The problem: Each line of the data holding "name" should be found and copied.

Recorded data

------------------------------------------------------------------------

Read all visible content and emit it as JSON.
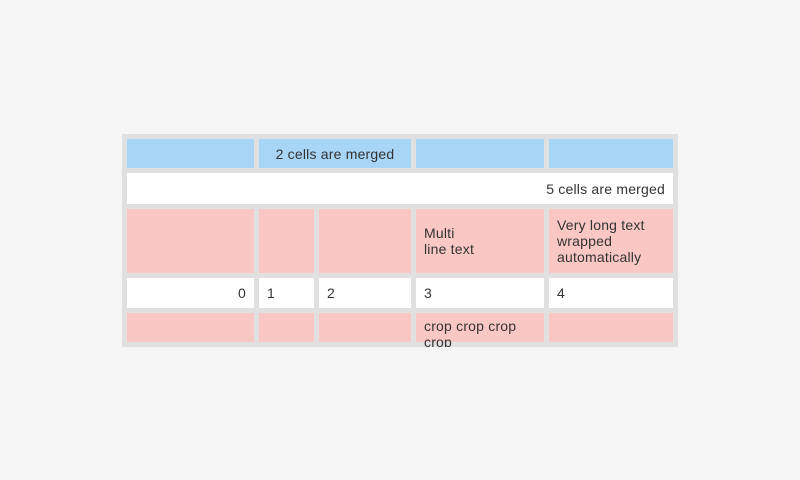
{
  "table": {
    "row_blue": {
      "merged_cell_label": "2 cells are merged"
    },
    "row_merged": {
      "label": "5 cells are merged"
    },
    "row_pink_tall": {
      "multiline_label": "Multi\nline text",
      "wrapped_label": "Very long text wrapped automatically"
    },
    "row_numbers": {
      "cells": [
        "0",
        "1",
        "2",
        "3",
        "4"
      ]
    },
    "row_cropped": {
      "crop_label": "crop crop crop crop"
    },
    "colors": {
      "header_blue": "#a8d5f6",
      "row_pink": "#fac8c4",
      "cell_white": "#ffffff",
      "table_bg": "#e0e0e0",
      "page_bg": "#f5f5f5",
      "text": "#333333"
    }
  }
}
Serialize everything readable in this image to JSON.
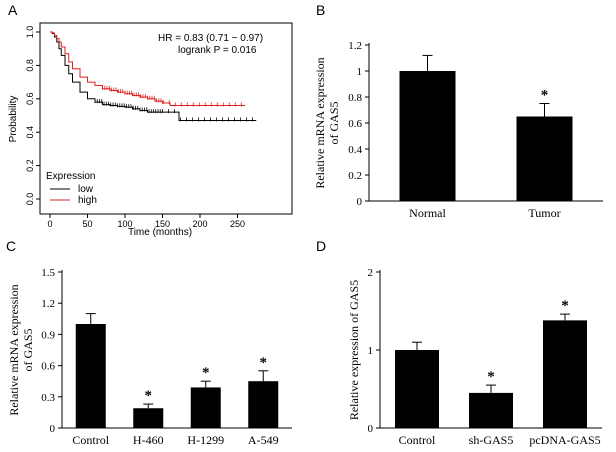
{
  "colors": {
    "low": "#000000",
    "high": "#e0201b",
    "bar": "#000000",
    "axis": "#000000"
  },
  "chart_data": [
    {
      "panel": "A",
      "type": "line",
      "title": "",
      "xlabel": "Time (months)",
      "ylabel": "Probability",
      "xlim": [
        0,
        280
      ],
      "ylim": [
        0,
        1
      ],
      "xticks": [
        "0",
        "50",
        "100",
        "150",
        "200",
        "250"
      ],
      "yticks": [
        "0.0",
        "0.2",
        "0.4",
        "0.6",
        "0.8",
        "1.0"
      ],
      "annotation": [
        "HR = 0.83 (0.71 − 0.97)",
        "logrank P = 0.016"
      ],
      "legend_title": "Expression",
      "series": [
        {
          "name": "low",
          "x": [
            0,
            3,
            6,
            9,
            12,
            15,
            20,
            25,
            30,
            40,
            50,
            60,
            70,
            80,
            90,
            100,
            110,
            120,
            130,
            150,
            170,
            172,
            200,
            250,
            275
          ],
          "y": [
            1.0,
            0.99,
            0.97,
            0.94,
            0.9,
            0.86,
            0.8,
            0.75,
            0.7,
            0.64,
            0.6,
            0.58,
            0.565,
            0.56,
            0.555,
            0.55,
            0.54,
            0.53,
            0.52,
            0.52,
            0.52,
            0.47,
            0.47,
            0.47,
            0.47
          ]
        },
        {
          "name": "high",
          "x": [
            0,
            3,
            6,
            9,
            12,
            15,
            20,
            25,
            30,
            40,
            50,
            60,
            70,
            80,
            90,
            100,
            110,
            120,
            130,
            140,
            150,
            160,
            200,
            260
          ],
          "y": [
            1.0,
            0.995,
            0.98,
            0.96,
            0.94,
            0.91,
            0.87,
            0.82,
            0.78,
            0.73,
            0.7,
            0.68,
            0.66,
            0.65,
            0.64,
            0.63,
            0.62,
            0.61,
            0.6,
            0.585,
            0.575,
            0.56,
            0.56,
            0.56
          ]
        }
      ]
    },
    {
      "panel": "B",
      "type": "bar",
      "categories": [
        "Normal",
        "Tumor"
      ],
      "values": [
        1.0,
        0.65
      ],
      "errors": [
        0.12,
        0.1
      ],
      "significance": [
        "",
        "*"
      ],
      "ylabel": "Relative mRNA expression of GAS5",
      "ylim": [
        0,
        1.2
      ],
      "yticks": [
        "0",
        "0.2",
        "0.4",
        "0.6",
        "0.8",
        "1",
        "1.2"
      ]
    },
    {
      "panel": "C",
      "type": "bar",
      "categories": [
        "Control",
        "H-460",
        "H-1299",
        "A-549"
      ],
      "values": [
        1.0,
        0.19,
        0.39,
        0.45
      ],
      "errors": [
        0.1,
        0.04,
        0.06,
        0.1
      ],
      "significance": [
        "",
        "*",
        "*",
        "*"
      ],
      "ylabel": "Relative mRNA expression of GAS5",
      "ylim": [
        0,
        1.5
      ],
      "yticks": [
        "0",
        "0.3",
        "0.6",
        "0.9",
        "1.2",
        "1.5"
      ]
    },
    {
      "panel": "D",
      "type": "bar",
      "categories": [
        "Control",
        "sh-GAS5",
        "pcDNA-GAS5"
      ],
      "values": [
        1.0,
        0.45,
        1.38
      ],
      "errors": [
        0.1,
        0.1,
        0.08
      ],
      "significance": [
        "",
        "*",
        "*"
      ],
      "ylabel": "Relative expression of GAS5",
      "ylim": [
        0,
        2
      ],
      "yticks": [
        "0",
        "1",
        "2"
      ]
    }
  ]
}
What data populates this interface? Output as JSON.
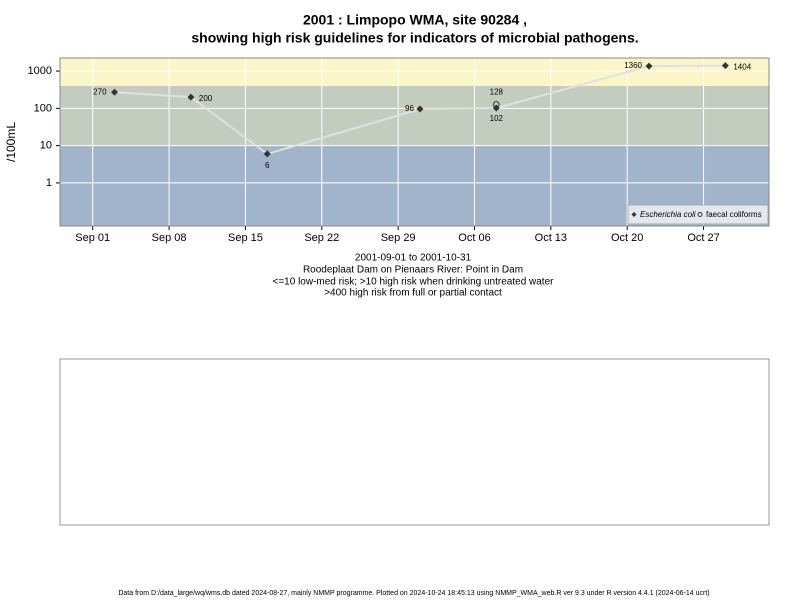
{
  "chart_data": {
    "type": "line",
    "title": "2001 : Limpopo WMA, site 90284 ,",
    "subtitle": "showing high risk guidelines for indicators of microbial pathogens.",
    "y_label": "/100mL",
    "notes": [
      "2001-09-01 to 2001-10-31",
      "Roodeplaat Dam on Pienaars River: Point in Dam",
      "<=10 low-med risk; >10 high risk when drinking untreated water",
      ">400 high risk from full or partial contact"
    ],
    "footer": "Data from D:/data_large/wq/wms.db dated 2024-08-27, mainly NMMP programme. Plotted on 2024-10-24 18:45:13 using NMMP_WMA_web.R ver 9.3 under R version 4.4.1 (2024-06-14 ucrt)",
    "x": [
      "2001-09-03",
      "2001-09-10",
      "2001-09-17",
      "2001-10-01",
      "2001-10-08",
      "2001-10-22",
      "2001-10-29"
    ],
    "series": [
      {
        "name": "Escherichia coli",
        "color": "#333333",
        "marker": "diamond",
        "line_color": "#e0e0e0",
        "values": [
          270,
          200,
          6,
          96,
          102,
          1360,
          1404
        ]
      },
      {
        "name": "faecal coliforms",
        "color": "#333333",
        "marker": "circle",
        "values": [
          null,
          null,
          null,
          null,
          128,
          null,
          null
        ]
      }
    ],
    "log_scale": true,
    "ylim": [
      0.07,
      2240
    ],
    "yticks": [
      1,
      10,
      100,
      1000
    ],
    "xlim": [
      "2001-08-29",
      "2001-11-02"
    ],
    "xticks": [
      {
        "value": "2001-09-01",
        "label": "Sep 01"
      },
      {
        "value": "2001-09-08",
        "label": "Sep 08"
      },
      {
        "value": "2001-09-15",
        "label": "Sep 15"
      },
      {
        "value": "2001-09-22",
        "label": "Sep 22"
      },
      {
        "value": "2001-09-29",
        "label": "Sep 29"
      },
      {
        "value": "2001-10-06",
        "label": "Oct 06"
      },
      {
        "value": "2001-10-13",
        "label": "Oct 13"
      },
      {
        "value": "2001-10-20",
        "label": "Oct 20"
      },
      {
        "value": "2001-10-27",
        "label": "Oct 27"
      }
    ],
    "bands": [
      {
        "from": 0.07,
        "to": 10,
        "color": "#a2b4cc"
      },
      {
        "from": 10,
        "to": 400,
        "color": "#c4ccbf"
      },
      {
        "from": 400,
        "to": 2240,
        "color": "#fbf6c8"
      }
    ],
    "grid": true,
    "legend_position": "bottom-right"
  }
}
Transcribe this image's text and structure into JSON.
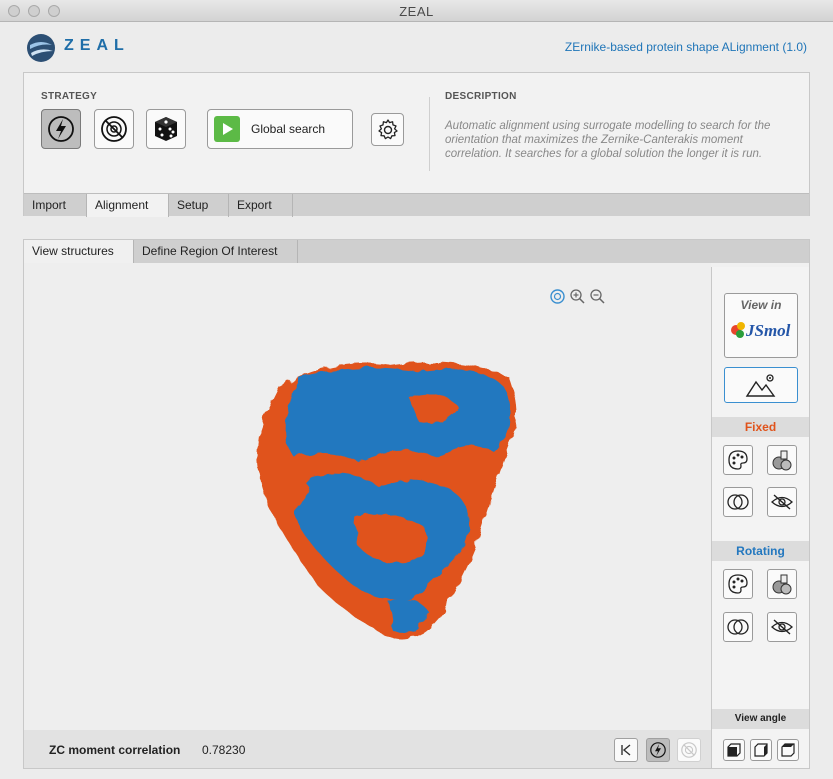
{
  "window": {
    "title": "ZEAL"
  },
  "header": {
    "logo_text": "ZEAL",
    "subtitle": "ZErnike-based protein shape ALignment (1.0)"
  },
  "strategy": {
    "label": "STRATEGY",
    "global_search_label": "Global search",
    "buttons": [
      "lightning-icon",
      "no-target-icon",
      "dice-icon"
    ]
  },
  "description": {
    "label": "DESCRIPTION",
    "text": "Automatic alignment using surrogate modelling to search for the orientation that maximizes the Zernike-Canterakis moment correlation. It searches for a global solution the longer it is run."
  },
  "main_tabs": [
    {
      "label": "Import",
      "active": false
    },
    {
      "label": "Alignment",
      "active": true
    },
    {
      "label": "Setup",
      "active": false
    },
    {
      "label": "Export",
      "active": false
    }
  ],
  "view_tabs": [
    {
      "label": "View structures",
      "active": true
    },
    {
      "label": "Define Region Of Interest",
      "active": false
    }
  ],
  "sidebar": {
    "view_in_label": "View in",
    "jsmol_label": "JSmol",
    "fixed_label": "Fixed",
    "rotating_label": "Rotating",
    "view_angle_label": "View angle"
  },
  "status": {
    "zc_label": "ZC moment correlation",
    "zc_value": "0.78230"
  },
  "colors": {
    "fixed": "#e0531b",
    "rotating": "#2478bf",
    "accent": "#1f75b8",
    "play": "#5cba46"
  }
}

------------------------------------------------------------------------

Output for this exercise:
          "name": "low",
          "name": "high",
        "name": "Escherichia coli",
        "name": "faecal coliforms",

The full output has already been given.